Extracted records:
++++++

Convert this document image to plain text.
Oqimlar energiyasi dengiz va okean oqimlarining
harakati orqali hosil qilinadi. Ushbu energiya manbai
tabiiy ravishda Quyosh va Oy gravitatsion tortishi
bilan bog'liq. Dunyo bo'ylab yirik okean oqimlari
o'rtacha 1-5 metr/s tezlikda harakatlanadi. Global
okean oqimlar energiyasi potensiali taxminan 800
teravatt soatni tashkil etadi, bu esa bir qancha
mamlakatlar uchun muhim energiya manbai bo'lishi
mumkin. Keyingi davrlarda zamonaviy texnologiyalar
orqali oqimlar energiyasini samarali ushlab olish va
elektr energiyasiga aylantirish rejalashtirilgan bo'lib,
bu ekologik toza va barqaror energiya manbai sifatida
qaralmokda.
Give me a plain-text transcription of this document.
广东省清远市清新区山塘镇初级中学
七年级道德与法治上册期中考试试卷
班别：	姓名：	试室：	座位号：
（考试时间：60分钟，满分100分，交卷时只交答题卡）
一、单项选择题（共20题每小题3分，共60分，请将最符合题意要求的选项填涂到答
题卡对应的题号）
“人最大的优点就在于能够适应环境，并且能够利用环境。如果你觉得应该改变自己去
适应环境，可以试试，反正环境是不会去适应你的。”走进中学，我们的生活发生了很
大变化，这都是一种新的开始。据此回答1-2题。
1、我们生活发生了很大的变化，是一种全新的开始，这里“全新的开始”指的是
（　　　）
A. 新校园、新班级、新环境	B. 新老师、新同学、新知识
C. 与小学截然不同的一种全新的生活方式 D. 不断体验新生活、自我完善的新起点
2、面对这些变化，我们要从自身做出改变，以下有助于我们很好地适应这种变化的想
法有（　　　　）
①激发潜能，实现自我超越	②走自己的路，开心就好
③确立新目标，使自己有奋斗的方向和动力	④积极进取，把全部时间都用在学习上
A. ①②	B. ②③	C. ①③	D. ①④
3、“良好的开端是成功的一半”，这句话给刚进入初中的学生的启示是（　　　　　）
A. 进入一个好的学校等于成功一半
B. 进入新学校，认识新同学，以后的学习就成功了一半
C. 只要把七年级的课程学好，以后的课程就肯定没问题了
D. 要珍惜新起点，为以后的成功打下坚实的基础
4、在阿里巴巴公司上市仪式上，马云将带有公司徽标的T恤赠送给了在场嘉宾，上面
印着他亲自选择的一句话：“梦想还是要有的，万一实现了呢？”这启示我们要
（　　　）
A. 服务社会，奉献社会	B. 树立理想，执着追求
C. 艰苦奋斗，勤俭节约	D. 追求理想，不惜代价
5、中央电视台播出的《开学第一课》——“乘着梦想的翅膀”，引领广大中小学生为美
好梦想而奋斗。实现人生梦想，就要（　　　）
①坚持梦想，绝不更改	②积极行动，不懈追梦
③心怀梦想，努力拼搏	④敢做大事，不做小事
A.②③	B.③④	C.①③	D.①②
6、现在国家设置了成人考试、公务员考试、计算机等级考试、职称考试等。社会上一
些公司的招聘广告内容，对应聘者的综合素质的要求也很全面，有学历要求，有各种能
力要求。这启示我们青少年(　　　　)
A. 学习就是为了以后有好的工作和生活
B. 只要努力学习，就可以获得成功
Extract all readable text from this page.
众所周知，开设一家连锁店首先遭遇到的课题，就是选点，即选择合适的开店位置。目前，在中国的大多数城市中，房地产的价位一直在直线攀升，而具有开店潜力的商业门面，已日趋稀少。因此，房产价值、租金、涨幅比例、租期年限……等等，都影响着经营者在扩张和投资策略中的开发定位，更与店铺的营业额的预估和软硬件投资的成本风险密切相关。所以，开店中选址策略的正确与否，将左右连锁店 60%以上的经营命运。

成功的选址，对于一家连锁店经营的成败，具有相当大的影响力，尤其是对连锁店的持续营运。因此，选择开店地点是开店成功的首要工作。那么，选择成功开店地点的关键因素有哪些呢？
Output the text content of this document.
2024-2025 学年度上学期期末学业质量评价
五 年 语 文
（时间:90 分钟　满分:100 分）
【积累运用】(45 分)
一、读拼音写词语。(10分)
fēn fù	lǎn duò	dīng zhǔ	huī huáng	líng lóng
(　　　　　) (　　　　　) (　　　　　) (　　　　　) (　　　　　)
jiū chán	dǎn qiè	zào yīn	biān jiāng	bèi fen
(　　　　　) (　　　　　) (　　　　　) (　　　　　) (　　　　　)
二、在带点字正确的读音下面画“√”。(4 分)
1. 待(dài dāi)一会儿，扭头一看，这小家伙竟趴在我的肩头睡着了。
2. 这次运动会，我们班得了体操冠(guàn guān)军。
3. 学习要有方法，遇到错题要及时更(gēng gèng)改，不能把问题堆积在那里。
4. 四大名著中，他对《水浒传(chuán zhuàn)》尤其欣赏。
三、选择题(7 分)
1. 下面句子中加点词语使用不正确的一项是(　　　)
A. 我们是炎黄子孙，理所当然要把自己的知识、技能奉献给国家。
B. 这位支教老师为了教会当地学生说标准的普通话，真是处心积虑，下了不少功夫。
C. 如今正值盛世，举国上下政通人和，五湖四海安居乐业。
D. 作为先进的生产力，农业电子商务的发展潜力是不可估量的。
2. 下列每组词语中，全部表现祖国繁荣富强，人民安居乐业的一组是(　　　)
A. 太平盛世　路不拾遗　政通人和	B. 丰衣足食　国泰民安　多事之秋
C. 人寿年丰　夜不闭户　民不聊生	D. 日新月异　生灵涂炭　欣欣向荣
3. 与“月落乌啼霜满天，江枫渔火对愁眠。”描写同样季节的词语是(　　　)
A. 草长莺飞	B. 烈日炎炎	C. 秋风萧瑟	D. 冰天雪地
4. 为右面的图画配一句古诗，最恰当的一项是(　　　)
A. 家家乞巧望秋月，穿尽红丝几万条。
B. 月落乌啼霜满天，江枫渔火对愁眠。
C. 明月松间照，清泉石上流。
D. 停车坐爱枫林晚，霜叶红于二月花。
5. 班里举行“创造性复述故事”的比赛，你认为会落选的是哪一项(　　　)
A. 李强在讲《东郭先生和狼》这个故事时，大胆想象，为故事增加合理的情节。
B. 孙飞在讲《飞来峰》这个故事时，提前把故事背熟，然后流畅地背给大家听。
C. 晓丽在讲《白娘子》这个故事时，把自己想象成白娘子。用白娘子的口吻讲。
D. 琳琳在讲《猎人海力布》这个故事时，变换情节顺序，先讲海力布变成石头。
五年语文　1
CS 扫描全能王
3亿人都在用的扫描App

++++++

■ **Task instructions**
Every record should be given again exactly.

■ **Result for this exercise**
Convert this document image to plain text.
Oqimlar energiyasi dengiz va okean oqimlarining
harakati orqali hosil qilinadi. Ushbu energiya manbai
tabiiy ravishda Quyosh va Oy gravitatsion tortishi
bilan bog'liq. Dunyo bo'ylab yirik okean oqimlari
o'rtacha 1-5 metr/s tezlikda harakatlanadi. Global
okean oqimlar energiyasi potensiali taxminan 800
teravatt soatni tashkil etadi, bu esa bir qancha
mamlakatlar uchun muhim energiya manbai bo'lishi
mumkin. Keyingi davrlarda zamonaviy texnologiyalar
orqali oqimlar energiyasini samarali ushlab olish va
elektr energiyasiga aylantirish rejalashtirilgan bo'lib,
bu ekologik toza va barqaror energiya manbai sifatida
qaralmokda.
Give me a plain-text transcription of this document.
广东省清远市清新区山塘镇初级中学
七年级道德与法治上册期中考试试卷
班别：	姓名：	试室：	座位号：
（考试时间：60分钟，满分100分，交卷时只交答题卡）
一、单项选择题（共20题每小题3分，共60分，请将最符合题意要求的选项填涂到答
题卡对应的题号）
“人最大的优点就在于能够适应环境，并且能够利用环境。如果你觉得应该改变自己去
适应环境，可以试试，反正环境是不会去适应你的。”走进中学，我们的生活发生了很
大变化，这都是一种新的开始。据此回答1-2题。
1、我们生活发生了很大的变化，是一种全新的开始，这里“全新的开始”指的是
（　　　）
A. 新校园、新班级、新环境	B. 新老师、新同学、新知识
C. 与小学截然不同的一种全新的生活方式 D. 不断体验新生活、自我完善的新起点
2、面对这些变化，我们要从自身做出改变，以下有助于我们很好地适应这种变化的想
法有（　　　　）
①激发潜能，实现自我超越	②走自己的路，开心就好
③确立新目标，使自己有奋斗的方向和动力	④积极进取，把全部时间都用在学习上
A. ①②	B. ②③	C. ①③	D. ①④
3、“良好的开端是成功的一半”，这句话给刚进入初中的学生的启示是（　　　　　）
A. 进入一个好的学校等于成功一半
B. 进入新学校，认识新同学，以后的学习就成功了一半
C. 只要把七年级的课程学好，以后的课程就肯定没问题了
D. 要珍惜新起点，为以后的成功打下坚实的基础
4、在阿里巴巴公司上市仪式上，马云将带有公司徽标的T恤赠送给了在场嘉宾，上面
印着他亲自选择的一句话：“梦想还是要有的，万一实现了呢？”这启示我们要
（　　　）
A. 服务社会，奉献社会	B. 树立理想，执着追求
C. 艰苦奋斗，勤俭节约	D. 追求理想，不惜代价
5、中央电视台播出的《开学第一课》——“乘着梦想的翅膀”，引领广大中小学生为美
好梦想而奋斗。实现人生梦想，就要（　　　）
①坚持梦想，绝不更改	②积极行动，不懈追梦
③心怀梦想，努力拼搏	④敢做大事，不做小事
A.②③	B.③④	C.①③	D.①②
6、现在国家设置了成人考试、公务员考试、计算机等级考试、职称考试等。社会上一
些公司的招聘广告内容，对应聘者的综合素质的要求也很全面，有学历要求，有各种能
力要求。这启示我们青少年(　　　　)
A. 学习就是为了以后有好的工作和生活
B. 只要努力学习，就可以获得成功
Extract all readable text from this page.
众所周知，开设一家连锁店首先遭遇到的课题，就是选点，即选择合适的开店位置。目前，在中国的大多数城市中，房地产的价位一直在直线攀升，而具有开店潜力的商业门面，已日趋稀少。因此，房产价值、租金、涨幅比例、租期年限……等等，都影响着经营者在扩张和投资策略中的开发定位，更与店铺的营业额的预估和软硬件投资的成本风险密切相关。所以，开店中选址策略的正确与否，将左右连锁店 60%以上的经营命运。

成功的选址，对于一家连锁店经营的成败，具有相当大的影响力，尤其是对连锁店的持续营运。因此，选择开店地点是开店成功的首要工作。那么，选择成功开店地点的关键因素有哪些呢？
Output the text content of this document.
2024-2025 学年度上学期期末学业质量评价
五 年 语 文
（时间:90 分钟　满分:100 分）
【积累运用】(45 分)
一、读拼音写词语。(10分)
fēn fù	lǎn duò	dīng zhǔ	huī huáng	líng lóng
(　　　　　) (　　　　　) (　　　　　) (　　　　　) (　　　　　)
jiū chán	dǎn qiè	zào yīn	biān jiāng	bèi fen
(　　　　　) (　　　　　) (　　　　　) (　　　　　) (　　　　　)
二、在带点字正确的读音下面画“√”。(4 分)
1. 待(dài dāi)一会儿，扭头一看，这小家伙竟趴在我的肩头睡着了。
2. 这次运动会，我们班得了体操冠(guàn guān)军。
3. 学习要有方法，遇到错题要及时更(gēng gèng)改，不能把问题堆积在那里。
4. 四大名著中，他对《水浒传(chuán zhuàn)》尤其欣赏。
三、选择题(7 分)
1. 下面句子中加点词语使用不正确的一项是(　　　)
A. 我们是炎黄子孙，理所当然要把自己的知识、技能奉献给国家。
B. 这位支教老师为了教会当地学生说标准的普通话，真是处心积虑，下了不少功夫。
C. 如今正值盛世，举国上下政通人和，五湖四海安居乐业。
D. 作为先进的生产力，农业电子商务的发展潜力是不可估量的。
2. 下列每组词语中，全部表现祖国繁荣富强，人民安居乐业的一组是(　　　)
A. 太平盛世　路不拾遗　政通人和	B. 丰衣足食　国泰民安　多事之秋
C. 人寿年丰　夜不闭户　民不聊生	D. 日新月异　生灵涂炭　欣欣向荣
3. 与“月落乌啼霜满天，江枫渔火对愁眠。”描写同样季节的词语是(　　　)
A. 草长莺飞	B. 烈日炎炎	C. 秋风萧瑟	D. 冰天雪地
4. 为右面的图画配一句古诗，最恰当的一项是(　　　)
A. 家家乞巧望秋月，穿尽红丝几万条。
B. 月落乌啼霜满天，江枫渔火对愁眠。
C. 明月松间照，清泉石上流。
D. 停车坐爱枫林晚，霜叶红于二月花。
5. 班里举行“创造性复述故事”的比赛，你认为会落选的是哪一项(　　　)
A. 李强在讲《东郭先生和狼》这个故事时，大胆想象，为故事增加合理的情节。
B. 孙飞在讲《飞来峰》这个故事时，提前把故事背熟，然后流畅地背给大家听。
C. 晓丽在讲《白娘子》这个故事时，把自己想象成白娘子。用白娘子的口吻讲。
D. 琳琳在讲《猎人海力布》这个故事时，变换情节顺序，先讲海力布变成石头。
五年语文　1
CS 扫描全能王
3亿人都在用的扫描App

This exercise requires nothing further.